▸ **What is required**: Locate each line with the string "SRMTID" in the listing below and copy it.

▸ **Items from a figure collection**:
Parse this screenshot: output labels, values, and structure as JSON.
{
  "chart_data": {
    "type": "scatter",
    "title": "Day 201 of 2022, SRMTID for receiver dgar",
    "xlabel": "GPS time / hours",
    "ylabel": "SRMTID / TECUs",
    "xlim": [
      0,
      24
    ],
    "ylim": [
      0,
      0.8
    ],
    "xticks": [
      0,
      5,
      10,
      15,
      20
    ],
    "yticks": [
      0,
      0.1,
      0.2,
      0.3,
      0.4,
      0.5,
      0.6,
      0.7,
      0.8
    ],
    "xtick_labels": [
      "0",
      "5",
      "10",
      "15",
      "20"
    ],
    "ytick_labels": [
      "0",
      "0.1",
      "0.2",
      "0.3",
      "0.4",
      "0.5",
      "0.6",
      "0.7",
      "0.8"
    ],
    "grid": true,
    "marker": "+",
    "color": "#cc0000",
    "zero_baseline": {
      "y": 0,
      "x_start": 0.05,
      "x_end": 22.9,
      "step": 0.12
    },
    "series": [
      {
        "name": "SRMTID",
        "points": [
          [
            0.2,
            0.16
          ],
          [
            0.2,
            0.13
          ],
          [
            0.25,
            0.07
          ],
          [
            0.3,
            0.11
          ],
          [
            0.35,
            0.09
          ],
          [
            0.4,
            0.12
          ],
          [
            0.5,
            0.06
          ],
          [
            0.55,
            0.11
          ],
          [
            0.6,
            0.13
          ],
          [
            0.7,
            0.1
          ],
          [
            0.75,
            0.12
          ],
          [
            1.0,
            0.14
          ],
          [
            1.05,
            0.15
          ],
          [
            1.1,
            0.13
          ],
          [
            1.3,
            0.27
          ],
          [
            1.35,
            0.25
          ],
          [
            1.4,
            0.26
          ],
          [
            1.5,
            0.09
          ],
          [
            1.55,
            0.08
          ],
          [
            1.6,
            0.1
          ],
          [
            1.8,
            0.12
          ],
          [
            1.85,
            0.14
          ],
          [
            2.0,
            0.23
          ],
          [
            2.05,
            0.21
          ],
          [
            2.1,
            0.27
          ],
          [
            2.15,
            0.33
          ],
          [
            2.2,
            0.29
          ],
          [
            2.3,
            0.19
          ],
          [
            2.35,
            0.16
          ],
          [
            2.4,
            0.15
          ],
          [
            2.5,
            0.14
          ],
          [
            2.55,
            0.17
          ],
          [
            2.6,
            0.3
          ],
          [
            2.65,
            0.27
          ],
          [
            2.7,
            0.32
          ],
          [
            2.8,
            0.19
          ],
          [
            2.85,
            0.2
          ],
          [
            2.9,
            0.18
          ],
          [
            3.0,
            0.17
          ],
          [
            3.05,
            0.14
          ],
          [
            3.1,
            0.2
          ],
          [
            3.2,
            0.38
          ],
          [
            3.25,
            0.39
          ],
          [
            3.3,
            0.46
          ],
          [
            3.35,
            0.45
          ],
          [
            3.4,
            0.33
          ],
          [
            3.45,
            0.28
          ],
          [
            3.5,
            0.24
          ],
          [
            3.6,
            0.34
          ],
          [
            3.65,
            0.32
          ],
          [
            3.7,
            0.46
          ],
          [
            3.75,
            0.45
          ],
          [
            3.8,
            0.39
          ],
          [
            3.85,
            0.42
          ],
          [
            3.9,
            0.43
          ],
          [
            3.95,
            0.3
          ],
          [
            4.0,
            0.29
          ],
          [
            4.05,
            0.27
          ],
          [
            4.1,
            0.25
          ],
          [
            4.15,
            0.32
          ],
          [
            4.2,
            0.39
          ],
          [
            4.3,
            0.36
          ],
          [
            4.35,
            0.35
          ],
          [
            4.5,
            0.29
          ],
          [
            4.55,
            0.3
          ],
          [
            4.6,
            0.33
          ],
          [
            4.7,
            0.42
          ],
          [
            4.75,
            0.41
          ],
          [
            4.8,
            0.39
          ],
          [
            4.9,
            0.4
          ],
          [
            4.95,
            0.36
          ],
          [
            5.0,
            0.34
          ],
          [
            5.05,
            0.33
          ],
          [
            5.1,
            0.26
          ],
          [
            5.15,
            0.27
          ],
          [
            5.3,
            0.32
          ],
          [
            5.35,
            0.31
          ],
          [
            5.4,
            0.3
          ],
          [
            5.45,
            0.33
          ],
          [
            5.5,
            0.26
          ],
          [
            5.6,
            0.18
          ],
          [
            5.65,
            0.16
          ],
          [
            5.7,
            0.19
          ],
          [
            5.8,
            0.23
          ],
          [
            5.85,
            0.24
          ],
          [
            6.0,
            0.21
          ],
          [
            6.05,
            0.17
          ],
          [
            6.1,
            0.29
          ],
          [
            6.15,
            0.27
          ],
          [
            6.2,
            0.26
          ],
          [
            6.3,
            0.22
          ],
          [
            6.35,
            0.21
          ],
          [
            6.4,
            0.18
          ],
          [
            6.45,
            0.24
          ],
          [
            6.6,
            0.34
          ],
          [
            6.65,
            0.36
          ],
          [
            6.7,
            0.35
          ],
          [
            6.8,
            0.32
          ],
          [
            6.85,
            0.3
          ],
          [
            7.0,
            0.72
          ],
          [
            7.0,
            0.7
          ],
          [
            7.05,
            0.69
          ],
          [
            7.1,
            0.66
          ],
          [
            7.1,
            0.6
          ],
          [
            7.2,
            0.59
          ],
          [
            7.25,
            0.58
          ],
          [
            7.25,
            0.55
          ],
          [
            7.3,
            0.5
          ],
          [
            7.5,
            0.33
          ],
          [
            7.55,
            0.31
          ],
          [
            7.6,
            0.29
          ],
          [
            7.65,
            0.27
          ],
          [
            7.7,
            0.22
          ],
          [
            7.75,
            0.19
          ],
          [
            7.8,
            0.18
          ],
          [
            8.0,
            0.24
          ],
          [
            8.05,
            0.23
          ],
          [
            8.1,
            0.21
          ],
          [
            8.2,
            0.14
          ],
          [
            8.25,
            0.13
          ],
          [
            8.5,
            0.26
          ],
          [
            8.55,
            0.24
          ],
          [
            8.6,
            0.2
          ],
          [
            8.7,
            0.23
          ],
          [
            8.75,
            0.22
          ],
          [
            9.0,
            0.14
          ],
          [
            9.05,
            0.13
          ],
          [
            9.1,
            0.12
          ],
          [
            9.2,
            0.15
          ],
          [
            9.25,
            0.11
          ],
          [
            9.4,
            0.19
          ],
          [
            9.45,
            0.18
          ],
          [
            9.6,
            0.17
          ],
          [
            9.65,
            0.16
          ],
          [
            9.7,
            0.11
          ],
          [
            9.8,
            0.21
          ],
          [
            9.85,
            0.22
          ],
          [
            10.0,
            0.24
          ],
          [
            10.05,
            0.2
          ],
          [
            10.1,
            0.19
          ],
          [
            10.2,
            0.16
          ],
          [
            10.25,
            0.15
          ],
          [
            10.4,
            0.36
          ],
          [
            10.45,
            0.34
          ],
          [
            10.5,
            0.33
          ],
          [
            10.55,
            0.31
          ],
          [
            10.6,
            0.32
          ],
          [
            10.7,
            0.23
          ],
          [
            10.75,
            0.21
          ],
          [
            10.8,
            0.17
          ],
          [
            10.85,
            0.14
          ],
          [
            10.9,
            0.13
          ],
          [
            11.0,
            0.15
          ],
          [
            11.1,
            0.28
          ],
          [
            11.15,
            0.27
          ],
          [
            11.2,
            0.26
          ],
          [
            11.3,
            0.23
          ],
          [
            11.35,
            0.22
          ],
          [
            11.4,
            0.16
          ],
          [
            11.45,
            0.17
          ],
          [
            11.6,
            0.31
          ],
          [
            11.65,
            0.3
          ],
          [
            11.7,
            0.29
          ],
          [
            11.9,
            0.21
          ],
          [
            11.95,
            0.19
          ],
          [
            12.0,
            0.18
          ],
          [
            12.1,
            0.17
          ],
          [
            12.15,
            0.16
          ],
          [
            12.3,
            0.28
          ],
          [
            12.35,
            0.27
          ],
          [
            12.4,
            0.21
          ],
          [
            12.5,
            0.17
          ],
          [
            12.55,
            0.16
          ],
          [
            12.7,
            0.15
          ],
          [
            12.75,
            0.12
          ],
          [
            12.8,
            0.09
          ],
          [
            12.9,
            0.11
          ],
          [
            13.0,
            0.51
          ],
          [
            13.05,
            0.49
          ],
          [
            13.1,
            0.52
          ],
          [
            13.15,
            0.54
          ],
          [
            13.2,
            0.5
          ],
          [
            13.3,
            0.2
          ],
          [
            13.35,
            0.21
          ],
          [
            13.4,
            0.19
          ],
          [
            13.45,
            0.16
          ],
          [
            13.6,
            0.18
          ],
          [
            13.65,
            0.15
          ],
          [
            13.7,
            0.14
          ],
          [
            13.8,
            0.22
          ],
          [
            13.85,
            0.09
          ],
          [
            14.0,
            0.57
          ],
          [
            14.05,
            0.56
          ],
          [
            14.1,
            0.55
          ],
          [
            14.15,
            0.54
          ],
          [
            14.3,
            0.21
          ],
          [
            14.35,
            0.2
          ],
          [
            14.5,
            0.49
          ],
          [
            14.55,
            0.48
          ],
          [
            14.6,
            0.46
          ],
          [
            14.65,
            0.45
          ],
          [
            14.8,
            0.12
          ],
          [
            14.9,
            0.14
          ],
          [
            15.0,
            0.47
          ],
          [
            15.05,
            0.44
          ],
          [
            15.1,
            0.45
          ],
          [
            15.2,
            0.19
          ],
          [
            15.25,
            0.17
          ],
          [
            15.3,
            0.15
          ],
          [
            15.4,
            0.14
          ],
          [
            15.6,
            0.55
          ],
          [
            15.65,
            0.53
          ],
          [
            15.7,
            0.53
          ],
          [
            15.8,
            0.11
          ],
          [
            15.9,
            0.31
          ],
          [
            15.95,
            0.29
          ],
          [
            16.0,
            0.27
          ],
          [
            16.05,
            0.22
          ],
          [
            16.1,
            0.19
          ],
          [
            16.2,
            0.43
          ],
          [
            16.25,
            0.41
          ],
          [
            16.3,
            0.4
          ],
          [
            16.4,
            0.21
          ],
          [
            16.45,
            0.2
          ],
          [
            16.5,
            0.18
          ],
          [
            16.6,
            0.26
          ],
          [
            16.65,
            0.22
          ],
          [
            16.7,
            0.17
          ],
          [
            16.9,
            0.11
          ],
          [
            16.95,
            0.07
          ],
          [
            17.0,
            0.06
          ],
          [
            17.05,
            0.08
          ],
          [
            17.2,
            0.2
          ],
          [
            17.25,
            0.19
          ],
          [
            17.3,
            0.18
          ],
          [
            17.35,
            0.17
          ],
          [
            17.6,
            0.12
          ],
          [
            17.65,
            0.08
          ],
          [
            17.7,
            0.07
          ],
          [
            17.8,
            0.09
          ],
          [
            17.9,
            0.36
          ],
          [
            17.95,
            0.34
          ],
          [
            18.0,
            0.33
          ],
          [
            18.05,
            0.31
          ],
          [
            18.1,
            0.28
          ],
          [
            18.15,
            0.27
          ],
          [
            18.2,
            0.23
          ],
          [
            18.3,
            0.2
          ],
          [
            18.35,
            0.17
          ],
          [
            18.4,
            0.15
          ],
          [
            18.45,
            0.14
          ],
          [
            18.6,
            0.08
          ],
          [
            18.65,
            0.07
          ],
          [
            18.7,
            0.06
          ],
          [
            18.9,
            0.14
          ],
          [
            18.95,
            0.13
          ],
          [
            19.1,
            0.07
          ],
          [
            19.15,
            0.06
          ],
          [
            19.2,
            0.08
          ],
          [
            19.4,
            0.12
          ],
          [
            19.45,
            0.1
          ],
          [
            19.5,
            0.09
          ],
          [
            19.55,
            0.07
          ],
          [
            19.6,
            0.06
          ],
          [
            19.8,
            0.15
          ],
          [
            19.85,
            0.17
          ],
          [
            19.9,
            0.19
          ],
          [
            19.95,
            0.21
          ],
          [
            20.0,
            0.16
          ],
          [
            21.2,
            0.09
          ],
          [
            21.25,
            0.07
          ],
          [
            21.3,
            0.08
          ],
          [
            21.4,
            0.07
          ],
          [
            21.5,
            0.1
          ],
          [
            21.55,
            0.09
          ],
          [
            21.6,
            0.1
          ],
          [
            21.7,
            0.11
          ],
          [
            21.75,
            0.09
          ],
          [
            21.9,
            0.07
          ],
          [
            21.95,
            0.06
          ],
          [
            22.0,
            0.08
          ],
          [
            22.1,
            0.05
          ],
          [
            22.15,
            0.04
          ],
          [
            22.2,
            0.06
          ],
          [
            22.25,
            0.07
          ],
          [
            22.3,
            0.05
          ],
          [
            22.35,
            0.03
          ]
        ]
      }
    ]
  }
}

▸ **Answer to this problem**:
    "title": "Day 201 of 2022, SRMTID for receiver dgar",
    "ylabel": "SRMTID / TECUs",
        "name": "SRMTID",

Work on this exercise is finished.